## Task instructions
Can you recast the entries as a Markdown table with the columns Line No. and Entry? Cover the stretch from the start of the entries through the line containing "x-tick-label: 22: [626, 502, 640, 515]", both ends included, and skip any blank lines.

## Working data
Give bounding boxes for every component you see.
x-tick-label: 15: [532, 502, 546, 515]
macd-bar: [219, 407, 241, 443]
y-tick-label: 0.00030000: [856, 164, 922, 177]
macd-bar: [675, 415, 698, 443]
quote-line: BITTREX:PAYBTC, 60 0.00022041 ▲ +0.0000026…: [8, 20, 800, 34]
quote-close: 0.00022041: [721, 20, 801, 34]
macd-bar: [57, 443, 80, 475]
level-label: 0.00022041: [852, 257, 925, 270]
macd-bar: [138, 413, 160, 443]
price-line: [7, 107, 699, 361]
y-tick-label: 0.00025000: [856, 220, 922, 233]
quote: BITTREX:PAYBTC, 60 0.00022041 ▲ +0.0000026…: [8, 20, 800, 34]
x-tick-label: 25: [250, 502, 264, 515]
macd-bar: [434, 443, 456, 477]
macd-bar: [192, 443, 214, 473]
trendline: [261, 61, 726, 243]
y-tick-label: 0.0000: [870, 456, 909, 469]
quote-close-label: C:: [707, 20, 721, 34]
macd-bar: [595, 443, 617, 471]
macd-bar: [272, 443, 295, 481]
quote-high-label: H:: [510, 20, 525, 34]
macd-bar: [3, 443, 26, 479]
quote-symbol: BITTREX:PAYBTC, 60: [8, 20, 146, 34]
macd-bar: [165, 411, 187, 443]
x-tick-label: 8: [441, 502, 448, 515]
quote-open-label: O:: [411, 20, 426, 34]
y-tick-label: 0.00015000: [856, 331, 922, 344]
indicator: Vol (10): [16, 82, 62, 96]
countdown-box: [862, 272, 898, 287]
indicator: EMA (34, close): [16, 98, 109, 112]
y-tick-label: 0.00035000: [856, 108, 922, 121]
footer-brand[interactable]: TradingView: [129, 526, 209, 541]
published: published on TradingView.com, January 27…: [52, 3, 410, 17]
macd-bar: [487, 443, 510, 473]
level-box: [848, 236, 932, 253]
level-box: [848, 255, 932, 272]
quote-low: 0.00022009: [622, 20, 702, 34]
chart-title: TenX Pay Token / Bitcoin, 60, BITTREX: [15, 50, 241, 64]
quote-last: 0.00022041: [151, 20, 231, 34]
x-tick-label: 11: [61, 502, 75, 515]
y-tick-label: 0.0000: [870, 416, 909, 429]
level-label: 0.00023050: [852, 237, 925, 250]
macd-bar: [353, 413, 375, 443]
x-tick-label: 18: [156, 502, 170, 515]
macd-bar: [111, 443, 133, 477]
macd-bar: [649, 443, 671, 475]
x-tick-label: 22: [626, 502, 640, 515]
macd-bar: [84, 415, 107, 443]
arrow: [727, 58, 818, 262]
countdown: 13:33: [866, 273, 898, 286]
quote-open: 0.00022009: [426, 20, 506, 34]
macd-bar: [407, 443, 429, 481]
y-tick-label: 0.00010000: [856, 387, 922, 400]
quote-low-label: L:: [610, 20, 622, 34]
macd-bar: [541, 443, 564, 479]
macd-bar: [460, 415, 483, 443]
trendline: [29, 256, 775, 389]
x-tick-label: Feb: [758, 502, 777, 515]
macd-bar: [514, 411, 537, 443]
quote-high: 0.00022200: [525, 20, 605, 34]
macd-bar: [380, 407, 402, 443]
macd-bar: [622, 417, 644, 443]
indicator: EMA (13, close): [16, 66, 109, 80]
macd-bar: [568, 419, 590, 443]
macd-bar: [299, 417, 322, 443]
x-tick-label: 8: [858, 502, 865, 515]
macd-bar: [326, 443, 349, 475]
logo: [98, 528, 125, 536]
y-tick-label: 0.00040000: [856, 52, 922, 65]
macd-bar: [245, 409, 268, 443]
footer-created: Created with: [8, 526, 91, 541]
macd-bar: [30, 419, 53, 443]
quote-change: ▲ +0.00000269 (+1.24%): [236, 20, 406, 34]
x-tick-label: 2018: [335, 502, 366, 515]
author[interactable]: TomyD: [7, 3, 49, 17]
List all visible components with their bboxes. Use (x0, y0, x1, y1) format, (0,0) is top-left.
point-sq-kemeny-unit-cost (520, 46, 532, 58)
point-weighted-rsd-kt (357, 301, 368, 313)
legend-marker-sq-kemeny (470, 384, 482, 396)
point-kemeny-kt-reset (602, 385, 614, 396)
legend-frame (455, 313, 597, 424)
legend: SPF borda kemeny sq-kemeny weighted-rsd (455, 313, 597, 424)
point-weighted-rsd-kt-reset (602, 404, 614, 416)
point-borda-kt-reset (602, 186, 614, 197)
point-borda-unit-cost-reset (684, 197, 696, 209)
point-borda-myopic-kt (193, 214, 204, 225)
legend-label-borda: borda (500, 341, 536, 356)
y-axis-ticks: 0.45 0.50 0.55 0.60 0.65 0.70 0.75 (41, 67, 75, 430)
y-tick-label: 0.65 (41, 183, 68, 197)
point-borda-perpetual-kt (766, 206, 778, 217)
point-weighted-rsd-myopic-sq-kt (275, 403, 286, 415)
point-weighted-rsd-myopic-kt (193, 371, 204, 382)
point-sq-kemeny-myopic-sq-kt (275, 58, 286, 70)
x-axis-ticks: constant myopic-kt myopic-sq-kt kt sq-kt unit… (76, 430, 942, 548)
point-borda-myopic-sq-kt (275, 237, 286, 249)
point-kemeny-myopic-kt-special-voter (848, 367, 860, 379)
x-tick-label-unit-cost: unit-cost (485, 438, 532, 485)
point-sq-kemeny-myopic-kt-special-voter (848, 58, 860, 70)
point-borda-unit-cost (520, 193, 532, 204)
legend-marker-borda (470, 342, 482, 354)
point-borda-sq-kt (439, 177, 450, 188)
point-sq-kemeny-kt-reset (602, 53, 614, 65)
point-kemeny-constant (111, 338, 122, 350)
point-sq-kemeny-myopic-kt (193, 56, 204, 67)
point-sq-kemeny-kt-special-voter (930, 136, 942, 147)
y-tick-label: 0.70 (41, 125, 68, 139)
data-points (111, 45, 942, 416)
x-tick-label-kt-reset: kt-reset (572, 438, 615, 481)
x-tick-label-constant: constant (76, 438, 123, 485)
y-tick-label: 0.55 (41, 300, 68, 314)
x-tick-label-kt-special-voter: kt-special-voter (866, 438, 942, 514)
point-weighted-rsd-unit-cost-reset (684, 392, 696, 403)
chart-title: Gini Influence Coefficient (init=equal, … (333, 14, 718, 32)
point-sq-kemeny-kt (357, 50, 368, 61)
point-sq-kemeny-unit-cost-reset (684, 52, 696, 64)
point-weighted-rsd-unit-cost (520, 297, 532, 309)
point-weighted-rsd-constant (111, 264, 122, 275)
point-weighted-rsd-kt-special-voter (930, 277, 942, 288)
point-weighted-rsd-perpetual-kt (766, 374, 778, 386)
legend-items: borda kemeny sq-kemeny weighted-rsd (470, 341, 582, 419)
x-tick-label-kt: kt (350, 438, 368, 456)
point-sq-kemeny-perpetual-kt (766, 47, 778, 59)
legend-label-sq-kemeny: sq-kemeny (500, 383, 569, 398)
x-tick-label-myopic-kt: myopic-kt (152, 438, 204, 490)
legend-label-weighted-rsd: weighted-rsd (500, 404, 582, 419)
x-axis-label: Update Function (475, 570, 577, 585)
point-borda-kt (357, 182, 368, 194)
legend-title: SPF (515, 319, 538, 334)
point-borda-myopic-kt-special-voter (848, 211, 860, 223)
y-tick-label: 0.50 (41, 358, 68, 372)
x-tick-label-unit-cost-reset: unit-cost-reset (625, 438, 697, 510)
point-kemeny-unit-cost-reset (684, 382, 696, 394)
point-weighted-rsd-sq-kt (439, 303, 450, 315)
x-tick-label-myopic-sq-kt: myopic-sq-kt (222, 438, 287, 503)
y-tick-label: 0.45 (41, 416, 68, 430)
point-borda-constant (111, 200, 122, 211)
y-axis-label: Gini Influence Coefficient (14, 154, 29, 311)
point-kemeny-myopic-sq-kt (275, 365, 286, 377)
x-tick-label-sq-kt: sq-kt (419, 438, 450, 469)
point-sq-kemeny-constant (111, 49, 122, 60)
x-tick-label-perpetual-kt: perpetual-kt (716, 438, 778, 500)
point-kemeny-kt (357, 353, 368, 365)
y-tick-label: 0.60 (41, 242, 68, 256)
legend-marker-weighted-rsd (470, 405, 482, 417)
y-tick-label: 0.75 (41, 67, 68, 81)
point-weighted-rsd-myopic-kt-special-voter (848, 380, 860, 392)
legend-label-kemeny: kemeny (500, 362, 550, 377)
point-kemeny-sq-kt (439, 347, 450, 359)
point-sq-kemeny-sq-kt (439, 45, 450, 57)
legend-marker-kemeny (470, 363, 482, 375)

## Output of the exercise
| Line No. | Entry |
|---|---|
| 1 | Give bounding boxes for every component you see. |
| 2 | x-tick-label: 15: [532, 502, 546, 515] |
| 3 | macd-bar: [219, 407, 241, 443] |
| 4 | y-tick-label: 0.00030000: [856, 164, 922, 177] |
| 5 | macd-bar: [675, 415, 698, 443] |
| 6 | quote-line: BITTREX:PAYBTC, 60 0.00022041 ▲ +0.0000026…: [8, 20, 800, 34] |
| 7 | quote-close: 0.00022041: [721, 20, 801, 34] |
| 8 | macd-bar: [57, 443, 80, 475] |
| 9 | level-label: 0.00022041: [852, 257, 925, 270] |
| 10 | macd-bar: [138, 413, 160, 443] |
| 11 | price-line: [7, 107, 699, 361] |
| 12 | y-tick-label: 0.00025000: [856, 220, 922, 233] |
| 13 | quote: BITTREX:PAYBTC, 60 0.00022041 ▲ +0.0000026…: [8, 20, 800, 34] |
| 14 | x-tick-label: 25: [250, 502, 264, 515] |
| 15 | macd-bar: [434, 443, 456, 477] |
| 16 | macd-bar: [192, 443, 214, 473] |
| 17 | trendline: [261, 61, 726, 243] |
| 18 | y-tick-label: 0.0000: [870, 456, 909, 469] |
| 19 | quote-close-label: C:: [707, 20, 721, 34] |
| 20 | macd-bar: [595, 443, 617, 471] |
| 21 | macd-bar: [272, 443, 295, 481] |
| 22 | quote-high-label: H:: [510, 20, 525, 34] |
| 23 | macd-bar: [3, 443, 26, 479] |
| 24 | quote-symbol: BITTREX:PAYBTC, 60: [8, 20, 146, 34] |
| 25 | macd-bar: [165, 411, 187, 443] |
| 26 | x-tick-label: 8: [441, 502, 448, 515] |
| 27 | quote-open-label: O:: [411, 20, 426, 34] |
| 28 | y-tick-label: 0.00015000: [856, 331, 922, 344] |
| 29 | indicator: Vol (10): [16, 82, 62, 96] |
| 30 | countdown-box: [862, 272, 898, 287] |
| 31 | indicator: EMA (34, close): [16, 98, 109, 112] |
| 32 | y-tick-label: 0.00035000: [856, 108, 922, 121] |
| 33 | footer-brand[interactable]: TradingView: [129, 526, 209, 541] |
| 34 | published: published on TradingView.com, January 27…: [52, 3, 410, 17] |
| 35 | macd-bar: [487, 443, 510, 473] |
| 36 | level-box: [848, 236, 932, 253] |
| 37 | level-box: [848, 255, 932, 272] |
| 38 | quote-low: 0.00022009: [622, 20, 702, 34] |
| 39 | chart-title: TenX Pay Token / Bitcoin, 60, BITTREX: [15, 50, 241, 64] |
| 40 | quote-last: 0.00022041: [151, 20, 231, 34] |
| 41 | x-tick-label: 11: [61, 502, 75, 515] |
| 42 | y-tick-label: 0.0000: [870, 416, 909, 429] |
| 43 | level-label: 0.00023050: [852, 237, 925, 250] |
| 44 | macd-bar: [353, 413, 375, 443] |
| 45 | x-tick-label: 18: [156, 502, 170, 515] |
| 46 | macd-bar: [111, 443, 133, 477] |
| 47 | macd-bar: [649, 443, 671, 475] |
| 48 | x-tick-label: 22: [626, 502, 640, 515] |